PASSAGE PROVIDED:
Because treatments have limited efficacy, prevention of viral hepatitis is very important. Good personal hygiene helps prevent transmission, particularly fecal-oral transmission, as occurs with HAV and HEV. Blood and other body fluids (eg, saliva, semen) of patients with acute HBV and HCV and stool of patients with HAV are considered infectious. Barrier protection is recommended, but isolation of patients does little to prevent spread of HAV and is of no value in HBV or HCV infection. Posttransfusion infection is minimized by avoiding unnecessary transfusions and screening all donors for HBsAg and anti-HCV. Screening has decreased the incidence of post transfusion hepatitis, probably to about 1/100,000 units of blood component transfused.
Immunoprophylaxis can involve active immunization using vaccines and passive immunization.
-Hiram Lara

Supplements Commonly Used:
Milk thistle (silymarin), Alpha-lipoic acid, Selenium
-Hiram Lara

**Labs Appropriate to Disease:
*Normal Values Range:ALT Males 4-40 U/L Females 4-31 U/L, ALP Adult 40- 120 U/L Child 60-530 U/L, Ammonia Adult 7-27 umol/dl Child 0-64 umol/dl
*Values in the Disease:ALT Males > 40 U/L Females > 31 U/L, Alp Adult > 120 U/L Child > 530 U/L, Ammonia Adult > 27 umol/dl Child > 64 umol/dl

*Nutritional Significance:** Obesity also raises ALT levels. Vitamin D deficiency also raises ALP levels. Malnutrition, Vitamin C deficiency, Zinc deficiency and excess Vitamin D all lower ALP levels. A high protein diet will also raise Ammonia levels.

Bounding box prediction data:
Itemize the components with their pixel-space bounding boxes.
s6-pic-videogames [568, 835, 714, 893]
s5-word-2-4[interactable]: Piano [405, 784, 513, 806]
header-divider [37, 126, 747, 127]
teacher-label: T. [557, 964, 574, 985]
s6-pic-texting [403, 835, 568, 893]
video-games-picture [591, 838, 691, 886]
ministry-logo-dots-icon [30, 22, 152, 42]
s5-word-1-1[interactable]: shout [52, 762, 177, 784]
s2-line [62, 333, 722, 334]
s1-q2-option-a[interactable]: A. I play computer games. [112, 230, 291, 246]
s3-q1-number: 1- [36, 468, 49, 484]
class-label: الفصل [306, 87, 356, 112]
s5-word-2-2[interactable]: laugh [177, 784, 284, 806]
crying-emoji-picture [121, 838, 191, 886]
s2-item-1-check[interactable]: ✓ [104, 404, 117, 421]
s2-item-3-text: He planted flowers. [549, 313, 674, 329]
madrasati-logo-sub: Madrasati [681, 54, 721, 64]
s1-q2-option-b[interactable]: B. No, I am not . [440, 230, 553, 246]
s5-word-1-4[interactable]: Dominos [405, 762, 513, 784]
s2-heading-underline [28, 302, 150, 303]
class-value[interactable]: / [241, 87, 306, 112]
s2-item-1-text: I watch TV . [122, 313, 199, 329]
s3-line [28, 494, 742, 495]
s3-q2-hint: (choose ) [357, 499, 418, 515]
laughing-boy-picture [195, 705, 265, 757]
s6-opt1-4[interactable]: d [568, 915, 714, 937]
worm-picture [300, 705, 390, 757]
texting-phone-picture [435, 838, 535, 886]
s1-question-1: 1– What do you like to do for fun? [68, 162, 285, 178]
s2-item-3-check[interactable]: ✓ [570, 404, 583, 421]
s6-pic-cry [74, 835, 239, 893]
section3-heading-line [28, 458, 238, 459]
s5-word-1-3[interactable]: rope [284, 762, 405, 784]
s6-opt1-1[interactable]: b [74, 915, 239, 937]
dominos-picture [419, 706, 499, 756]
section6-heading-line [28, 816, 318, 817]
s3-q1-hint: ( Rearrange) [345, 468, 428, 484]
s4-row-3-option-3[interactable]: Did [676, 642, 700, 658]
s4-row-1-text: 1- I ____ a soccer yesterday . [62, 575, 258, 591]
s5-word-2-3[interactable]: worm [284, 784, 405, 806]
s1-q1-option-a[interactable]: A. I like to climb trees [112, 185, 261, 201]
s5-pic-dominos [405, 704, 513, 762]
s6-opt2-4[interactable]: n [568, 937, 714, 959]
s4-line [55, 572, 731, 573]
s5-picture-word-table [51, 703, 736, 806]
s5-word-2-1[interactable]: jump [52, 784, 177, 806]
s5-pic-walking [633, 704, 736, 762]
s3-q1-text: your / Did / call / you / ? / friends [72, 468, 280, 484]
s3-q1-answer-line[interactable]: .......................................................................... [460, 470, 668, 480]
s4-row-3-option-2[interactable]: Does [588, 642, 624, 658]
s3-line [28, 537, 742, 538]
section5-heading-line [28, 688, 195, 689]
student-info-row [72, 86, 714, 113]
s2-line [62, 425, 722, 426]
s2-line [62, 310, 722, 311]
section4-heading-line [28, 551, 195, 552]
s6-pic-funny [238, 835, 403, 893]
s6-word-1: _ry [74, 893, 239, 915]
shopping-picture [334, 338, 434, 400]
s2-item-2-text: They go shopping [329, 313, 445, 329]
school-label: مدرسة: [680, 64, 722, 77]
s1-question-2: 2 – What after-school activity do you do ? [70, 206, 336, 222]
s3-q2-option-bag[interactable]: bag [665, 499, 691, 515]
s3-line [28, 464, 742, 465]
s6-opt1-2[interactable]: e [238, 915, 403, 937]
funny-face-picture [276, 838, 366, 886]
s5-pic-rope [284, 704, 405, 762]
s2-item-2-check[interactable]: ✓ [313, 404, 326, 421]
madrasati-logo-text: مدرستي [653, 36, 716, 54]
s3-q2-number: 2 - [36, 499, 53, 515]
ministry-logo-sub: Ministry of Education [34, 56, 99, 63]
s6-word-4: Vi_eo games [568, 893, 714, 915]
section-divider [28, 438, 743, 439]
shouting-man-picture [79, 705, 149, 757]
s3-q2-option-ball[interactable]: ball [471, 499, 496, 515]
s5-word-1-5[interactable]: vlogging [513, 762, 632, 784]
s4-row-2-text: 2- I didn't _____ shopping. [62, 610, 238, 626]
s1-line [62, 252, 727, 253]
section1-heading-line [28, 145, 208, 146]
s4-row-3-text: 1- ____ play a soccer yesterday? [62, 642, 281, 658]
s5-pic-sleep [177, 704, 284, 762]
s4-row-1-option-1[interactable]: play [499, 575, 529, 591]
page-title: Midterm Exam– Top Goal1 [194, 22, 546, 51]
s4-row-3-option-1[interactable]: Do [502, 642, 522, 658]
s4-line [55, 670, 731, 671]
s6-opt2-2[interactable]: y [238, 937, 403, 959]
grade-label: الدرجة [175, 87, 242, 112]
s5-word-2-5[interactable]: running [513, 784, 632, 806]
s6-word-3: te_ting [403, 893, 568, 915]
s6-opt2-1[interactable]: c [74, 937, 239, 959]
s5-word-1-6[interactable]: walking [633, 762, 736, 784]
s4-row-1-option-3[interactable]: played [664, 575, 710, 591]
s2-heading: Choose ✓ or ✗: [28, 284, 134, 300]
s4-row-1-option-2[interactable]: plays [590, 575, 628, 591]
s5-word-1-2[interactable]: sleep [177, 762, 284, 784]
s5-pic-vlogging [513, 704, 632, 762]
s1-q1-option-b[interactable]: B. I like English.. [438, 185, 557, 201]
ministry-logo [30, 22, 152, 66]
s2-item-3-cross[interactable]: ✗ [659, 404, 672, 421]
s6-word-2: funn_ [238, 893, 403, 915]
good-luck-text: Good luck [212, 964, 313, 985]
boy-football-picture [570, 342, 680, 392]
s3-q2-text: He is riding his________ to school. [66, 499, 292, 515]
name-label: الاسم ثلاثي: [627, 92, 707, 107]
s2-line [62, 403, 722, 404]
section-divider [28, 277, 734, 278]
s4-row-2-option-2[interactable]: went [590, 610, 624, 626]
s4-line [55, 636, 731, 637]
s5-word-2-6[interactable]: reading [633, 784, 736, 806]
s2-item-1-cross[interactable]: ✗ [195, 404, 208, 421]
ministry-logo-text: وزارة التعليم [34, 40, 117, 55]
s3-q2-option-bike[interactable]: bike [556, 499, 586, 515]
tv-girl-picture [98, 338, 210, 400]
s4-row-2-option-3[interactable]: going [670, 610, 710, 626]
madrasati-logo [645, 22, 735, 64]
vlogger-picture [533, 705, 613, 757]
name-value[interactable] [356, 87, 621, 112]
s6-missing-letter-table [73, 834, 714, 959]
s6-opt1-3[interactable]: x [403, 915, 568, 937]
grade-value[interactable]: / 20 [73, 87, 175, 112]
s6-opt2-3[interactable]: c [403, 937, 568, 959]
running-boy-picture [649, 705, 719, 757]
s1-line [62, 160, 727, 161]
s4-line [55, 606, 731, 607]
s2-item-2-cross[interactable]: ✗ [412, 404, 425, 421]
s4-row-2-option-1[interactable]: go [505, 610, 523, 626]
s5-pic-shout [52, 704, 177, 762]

EXERCISE GOAL: Which supplements does the viral hepatitis passage list as commonly used?

REPLY TO THE TASK: Milk thistle (silymarin), alpha-lipoic acid, and selenium.